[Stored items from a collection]

——————

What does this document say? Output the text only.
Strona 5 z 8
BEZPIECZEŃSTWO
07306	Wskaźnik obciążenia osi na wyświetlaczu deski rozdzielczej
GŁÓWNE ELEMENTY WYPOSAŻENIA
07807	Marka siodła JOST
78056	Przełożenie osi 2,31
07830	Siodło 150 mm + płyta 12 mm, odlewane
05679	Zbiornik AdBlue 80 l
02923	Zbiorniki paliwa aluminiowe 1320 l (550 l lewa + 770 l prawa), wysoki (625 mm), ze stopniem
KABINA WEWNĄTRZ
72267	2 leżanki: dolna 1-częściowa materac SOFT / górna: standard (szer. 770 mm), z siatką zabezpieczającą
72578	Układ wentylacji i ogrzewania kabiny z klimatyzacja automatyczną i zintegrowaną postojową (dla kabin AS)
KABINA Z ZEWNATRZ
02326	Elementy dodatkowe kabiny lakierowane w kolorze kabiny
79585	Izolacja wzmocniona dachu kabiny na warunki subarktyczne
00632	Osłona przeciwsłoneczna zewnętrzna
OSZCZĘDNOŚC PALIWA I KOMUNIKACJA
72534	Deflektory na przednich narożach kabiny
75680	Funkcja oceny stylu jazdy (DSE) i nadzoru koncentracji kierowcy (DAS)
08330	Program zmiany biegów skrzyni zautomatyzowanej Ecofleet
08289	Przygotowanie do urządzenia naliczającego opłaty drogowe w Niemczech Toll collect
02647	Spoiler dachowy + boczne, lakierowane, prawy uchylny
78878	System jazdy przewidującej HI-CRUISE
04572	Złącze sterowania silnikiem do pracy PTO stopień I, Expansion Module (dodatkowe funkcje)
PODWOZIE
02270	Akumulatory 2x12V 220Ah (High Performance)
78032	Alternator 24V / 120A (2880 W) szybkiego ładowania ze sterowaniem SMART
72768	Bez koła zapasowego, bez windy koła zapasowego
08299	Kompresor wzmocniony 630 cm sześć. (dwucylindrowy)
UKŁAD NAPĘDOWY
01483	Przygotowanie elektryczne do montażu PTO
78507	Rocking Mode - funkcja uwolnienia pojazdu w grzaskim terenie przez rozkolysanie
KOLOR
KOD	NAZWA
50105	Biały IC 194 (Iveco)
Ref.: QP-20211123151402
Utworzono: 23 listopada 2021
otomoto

——————

#### Stated goal:
Which lines of the data above contain "dodatkowe"? Copy each one.

#### Exercise output:
02326	Elementy dodatkowe kabiny lakierowane w kolorze kabiny
04572	Złącze sterowania silnikiem do pracy PTO stopień I, Expansion Module (dodatkowe funkcje)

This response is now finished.